*Challenge:*
Quote every line of the data below as it stands, omitting pictures.

** begin Task input **

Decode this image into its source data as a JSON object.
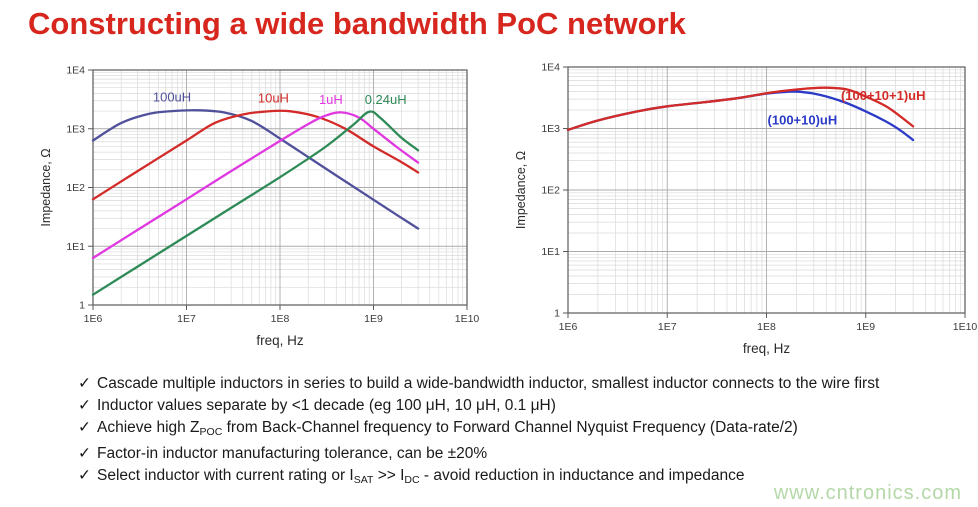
{
  "title": "Constructing a wide bandwidth PoC network",
  "title_color": "#d7261d",
  "watermark": "www.cntronics.com",
  "bullets": [
    {
      "check": "✓",
      "segments": [
        {
          "t": "Cascade multiple inductors in series to build a wide-bandwidth inductor, smallest inductor connects to the wire first"
        }
      ]
    },
    {
      "check": "✓",
      "segments": [
        {
          "t": "Inductor values separate by <1 decade (eg 100 μH, 10 μH, 0.1 μH)"
        }
      ]
    },
    {
      "check": "✓",
      "segments": [
        {
          "t": "Achieve high Z"
        },
        {
          "t": "POC",
          "sub": true
        },
        {
          "t": " from Back-Channel frequency to Forward Channel Nyquist Frequency (Data-rate/2)"
        }
      ]
    },
    {
      "check": "✓",
      "segments": [
        {
          "t": "Factor-in inductor manufacturing tolerance, can be ±20%"
        }
      ]
    },
    {
      "check": "✓",
      "segments": [
        {
          "t": "Select inductor with current rating or I"
        },
        {
          "t": "SAT",
          "sub": true
        },
        {
          "t": " >> I"
        },
        {
          "t": "DC",
          "sub": true
        },
        {
          "t": " - avoid reduction in inductance and impedance"
        }
      ]
    }
  ],
  "chart_data": [
    {
      "type": "line",
      "name": "individual-inductor-impedance",
      "xlabel": "freq, Hz",
      "ylabel": "Impedance, Ω",
      "xscale": "log",
      "yscale": "log",
      "xlim": [
        1000000.0,
        10000000000.0
      ],
      "ylim": [
        1,
        10000.0
      ],
      "xtick_labels": [
        "1E6",
        "1E7",
        "1E8",
        "1E9",
        "1E10"
      ],
      "ytick_labels": [
        "1",
        "1E1",
        "1E2",
        "1E3",
        "1E4"
      ],
      "grid": "log-major-minor",
      "legend_position": "inline-curve-labels",
      "label_weight": "normal",
      "series": [
        {
          "name": "100uH",
          "color": "#50509b",
          "label_xy": [
            7000000.0,
            3400
          ],
          "points": [
            [
              1000000.0,
              630
            ],
            [
              2000000.0,
              1250
            ],
            [
              4000000.0,
              1800
            ],
            [
              7000000.0,
              2000
            ],
            [
              13000000.0,
              2060
            ],
            [
              25000000.0,
              1900
            ],
            [
              50000000.0,
              1350
            ],
            [
              100000000.0,
              680
            ],
            [
              200000000.0,
              330
            ],
            [
              400000000.0,
              160
            ],
            [
              800000000.0,
              78
            ],
            [
              1600000000.0,
              38
            ],
            [
              3000000000.0,
              20
            ]
          ]
        },
        {
          "name": "10uH",
          "color": "#d32b28",
          "label_xy": [
            85000000.0,
            3300
          ],
          "points": [
            [
              1000000.0,
              63
            ],
            [
              3000000.0,
              190
            ],
            [
              10000000.0,
              630
            ],
            [
              20000000.0,
              1250
            ],
            [
              40000000.0,
              1750
            ],
            [
              80000000.0,
              2000
            ],
            [
              130000000.0,
              1980
            ],
            [
              250000000.0,
              1600
            ],
            [
              500000000.0,
              1000
            ],
            [
              1000000000.0,
              500
            ],
            [
              2000000000.0,
              270
            ],
            [
              3000000000.0,
              180
            ]
          ]
        },
        {
          "name": "1uH",
          "color": "#e038e0",
          "label_xy": [
            350000000.0,
            3100
          ],
          "points": [
            [
              1000000.0,
              6.3
            ],
            [
              3000000.0,
              19
            ],
            [
              10000000.0,
              63
            ],
            [
              30000000.0,
              190
            ],
            [
              100000000.0,
              620
            ],
            [
              200000000.0,
              1200
            ],
            [
              300000000.0,
              1650
            ],
            [
              450000000.0,
              1900
            ],
            [
              700000000.0,
              1550
            ],
            [
              1000000000.0,
              1000
            ],
            [
              1800000000.0,
              480
            ],
            [
              3000000000.0,
              265
            ]
          ]
        },
        {
          "name": "0.24uH",
          "color": "#2e8b57",
          "label_xy": [
            1350000000.0,
            3100
          ],
          "points": [
            [
              1000000.0,
              1.5
            ],
            [
              3000000.0,
              4.5
            ],
            [
              10000000.0,
              15
            ],
            [
              30000000.0,
              45
            ],
            [
              100000000.0,
              150
            ],
            [
              300000000.0,
              480
            ],
            [
              600000000.0,
              1150
            ],
            [
              900000000.0,
              1950
            ],
            [
              1200000000.0,
              1500
            ],
            [
              2000000000.0,
              700
            ],
            [
              3000000000.0,
              430
            ]
          ]
        }
      ]
    },
    {
      "type": "line",
      "name": "cascaded-poc-network-impedance",
      "xlabel": "freq, Hz",
      "ylabel": "Impedance, Ω",
      "xscale": "log",
      "yscale": "log",
      "xlim": [
        1000000.0,
        10000000000.0
      ],
      "ylim": [
        1,
        10000.0
      ],
      "xtick_labels": [
        "1E6",
        "1E7",
        "1E8",
        "1E9",
        "1E10"
      ],
      "ytick_labels": [
        "1",
        "1E1",
        "1E2",
        "1E3",
        "1E4"
      ],
      "grid": "log-major-minor",
      "legend_position": "inline-curve-labels",
      "label_weight": "bold",
      "series": [
        {
          "name": "(100+10)uH",
          "color": "#2b3bc8",
          "label_xy": [
            230000000.0,
            1350
          ],
          "points": [
            [
              1000000.0,
              950
            ],
            [
              2000000.0,
              1350
            ],
            [
              5000000.0,
              1900
            ],
            [
              10000000.0,
              2300
            ],
            [
              20000000.0,
              2600
            ],
            [
              50000000.0,
              3100
            ],
            [
              100000000.0,
              3700
            ],
            [
              160000000.0,
              3950
            ],
            [
              220000000.0,
              3950
            ],
            [
              350000000.0,
              3500
            ],
            [
              600000000.0,
              2700
            ],
            [
              1000000000.0,
              1900
            ],
            [
              1600000000.0,
              1300
            ],
            [
              2200000000.0,
              950
            ],
            [
              3000000000.0,
              650
            ]
          ]
        },
        {
          "name": "(100+10+1)uH",
          "color": "#d32b28",
          "label_xy": [
            1500000000.0,
            3400
          ],
          "points": [
            [
              1000000.0,
              950
            ],
            [
              2000000.0,
              1350
            ],
            [
              5000000.0,
              1900
            ],
            [
              10000000.0,
              2300
            ],
            [
              20000000.0,
              2600
            ],
            [
              50000000.0,
              3100
            ],
            [
              100000000.0,
              3750
            ],
            [
              160000000.0,
              4150
            ],
            [
              250000000.0,
              4450
            ],
            [
              400000000.0,
              4600
            ],
            [
              650000000.0,
              4300
            ],
            [
              1000000000.0,
              3300
            ],
            [
              1600000000.0,
              2300
            ],
            [
              2200000000.0,
              1600
            ],
            [
              3000000000.0,
              1080
            ]
          ]
        }
      ]
    }
  ]
}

** end Task input **

*Right answer:*
Decode this image into its source data as a JSON object.
{
  "title": "Constructing a wide bandwidth PoC network",
  "title_color": "#d7261d",
  "watermark": "www.cntronics.com",
  "bullets": [
    {
      "check": "✓",
      "segments": [
        {
          "t": "Cascade multiple inductors in series to build a wide-bandwidth inductor, smallest inductor connects to the wire first"
        }
      ]
    },
    {
      "check": "✓",
      "segments": [
        {
          "t": "Inductor values separate by <1 decade (eg 100 μH, 10 μH, 0.1 μH)"
        }
      ]
    },
    {
      "check": "✓",
      "segments": [
        {
          "t": "Achieve high Z"
        },
        {
          "t": "POC",
          "sub": true
        },
        {
          "t": " from Back-Channel frequency to Forward Channel Nyquist Frequency (Data-rate/2)"
        }
      ]
    },
    {
      "check": "✓",
      "segments": [
        {
          "t": "Factor-in inductor manufacturing tolerance, can be ±20%"
        }
      ]
    },
    {
      "check": "✓",
      "segments": [
        {
          "t": "Select inductor with current rating or I"
        },
        {
          "t": "SAT",
          "sub": true
        },
        {
          "t": " >> I"
        },
        {
          "t": "DC",
          "sub": true
        },
        {
          "t": " - avoid reduction in inductance and impedance"
        }
      ]
    }
  ],
  "chart_data": [
    {
      "type": "line",
      "name": "individual-inductor-impedance",
      "xlabel": "freq, Hz",
      "ylabel": "Impedance, Ω",
      "xscale": "log",
      "yscale": "log",
      "xlim": [
        1000000.0,
        10000000000.0
      ],
      "ylim": [
        1,
        10000.0
      ],
      "xtick_labels": [
        "1E6",
        "1E7",
        "1E8",
        "1E9",
        "1E10"
      ],
      "ytick_labels": [
        "1",
        "1E1",
        "1E2",
        "1E3",
        "1E4"
      ],
      "grid": "log-major-minor",
      "legend_position": "inline-curve-labels",
      "label_weight": "normal",
      "series": [
        {
          "name": "100uH",
          "color": "#50509b",
          "label_xy": [
            7000000.0,
            3400
          ],
          "points": [
            [
              1000000.0,
              630
            ],
            [
              2000000.0,
              1250
            ],
            [
              4000000.0,
              1800
            ],
            [
              7000000.0,
              2000
            ],
            [
              13000000.0,
              2060
            ],
            [
              25000000.0,
              1900
            ],
            [
              50000000.0,
              1350
            ],
            [
              100000000.0,
              680
            ],
            [
              200000000.0,
              330
            ],
            [
              400000000.0,
              160
            ],
            [
              800000000.0,
              78
            ],
            [
              1600000000.0,
              38
            ],
            [
              3000000000.0,
              20
            ]
          ]
        },
        {
          "name": "10uH",
          "color": "#d32b28",
          "label_xy": [
            85000000.0,
            3300
          ],
          "points": [
            [
              1000000.0,
              63
            ],
            [
              3000000.0,
              190
            ],
            [
              10000000.0,
              630
            ],
            [
              20000000.0,
              1250
            ],
            [
              40000000.0,
              1750
            ],
            [
              80000000.0,
              2000
            ],
            [
              130000000.0,
              1980
            ],
            [
              250000000.0,
              1600
            ],
            [
              500000000.0,
              1000
            ],
            [
              1000000000.0,
              500
            ],
            [
              2000000000.0,
              270
            ],
            [
              3000000000.0,
              180
            ]
          ]
        },
        {
          "name": "1uH",
          "color": "#e038e0",
          "label_xy": [
            350000000.0,
            3100
          ],
          "points": [
            [
              1000000.0,
              6.3
            ],
            [
              3000000.0,
              19
            ],
            [
              10000000.0,
              63
            ],
            [
              30000000.0,
              190
            ],
            [
              100000000.0,
              620
            ],
            [
              200000000.0,
              1200
            ],
            [
              300000000.0,
              1650
            ],
            [
              450000000.0,
              1900
            ],
            [
              700000000.0,
              1550
            ],
            [
              1000000000.0,
              1000
            ],
            [
              1800000000.0,
              480
            ],
            [
              3000000000.0,
              265
            ]
          ]
        },
        {
          "name": "0.24uH",
          "color": "#2e8b57",
          "label_xy": [
            1350000000.0,
            3100
          ],
          "points": [
            [
              1000000.0,
              1.5
            ],
            [
              3000000.0,
              4.5
            ],
            [
              10000000.0,
              15
            ],
            [
              30000000.0,
              45
            ],
            [
              100000000.0,
              150
            ],
            [
              300000000.0,
              480
            ],
            [
              600000000.0,
              1150
            ],
            [
              900000000.0,
              1950
            ],
            [
              1200000000.0,
              1500
            ],
            [
              2000000000.0,
              700
            ],
            [
              3000000000.0,
              430
            ]
          ]
        }
      ]
    },
    {
      "type": "line",
      "name": "cascaded-poc-network-impedance",
      "xlabel": "freq, Hz",
      "ylabel": "Impedance, Ω",
      "xscale": "log",
      "yscale": "log",
      "xlim": [
        1000000.0,
        10000000000.0
      ],
      "ylim": [
        1,
        10000.0
      ],
      "xtick_labels": [
        "1E6",
        "1E7",
        "1E8",
        "1E9",
        "1E10"
      ],
      "ytick_labels": [
        "1",
        "1E1",
        "1E2",
        "1E3",
        "1E4"
      ],
      "grid": "log-major-minor",
      "legend_position": "inline-curve-labels",
      "label_weight": "bold",
      "series": [
        {
          "name": "(100+10)uH",
          "color": "#2b3bc8",
          "label_xy": [
            230000000.0,
            1350
          ],
          "points": [
            [
              1000000.0,
              950
            ],
            [
              2000000.0,
              1350
            ],
            [
              5000000.0,
              1900
            ],
            [
              10000000.0,
              2300
            ],
            [
              20000000.0,
              2600
            ],
            [
              50000000.0,
              3100
            ],
            [
              100000000.0,
              3700
            ],
            [
              160000000.0,
              3950
            ],
            [
              220000000.0,
              3950
            ],
            [
              350000000.0,
              3500
            ],
            [
              600000000.0,
              2700
            ],
            [
              1000000000.0,
              1900
            ],
            [
              1600000000.0,
              1300
            ],
            [
              2200000000.0,
              950
            ],
            [
              3000000000.0,
              650
            ]
          ]
        },
        {
          "name": "(100+10+1)uH",
          "color": "#d32b28",
          "label_xy": [
            1500000000.0,
            3400
          ],
          "points": [
            [
              1000000.0,
              950
            ],
            [
              2000000.0,
              1350
            ],
            [
              5000000.0,
              1900
            ],
            [
              10000000.0,
              2300
            ],
            [
              20000000.0,
              2600
            ],
            [
              50000000.0,
              3100
            ],
            [
              100000000.0,
              3750
            ],
            [
              160000000.0,
              4150
            ],
            [
              250000000.0,
              4450
            ],
            [
              400000000.0,
              4600
            ],
            [
              650000000.0,
              4300
            ],
            [
              1000000000.0,
              3300
            ],
            [
              1600000000.0,
              2300
            ],
            [
              2200000000.0,
              1600
            ],
            [
              3000000000.0,
              1080
            ]
          ]
        }
      ]
    }
  ]
}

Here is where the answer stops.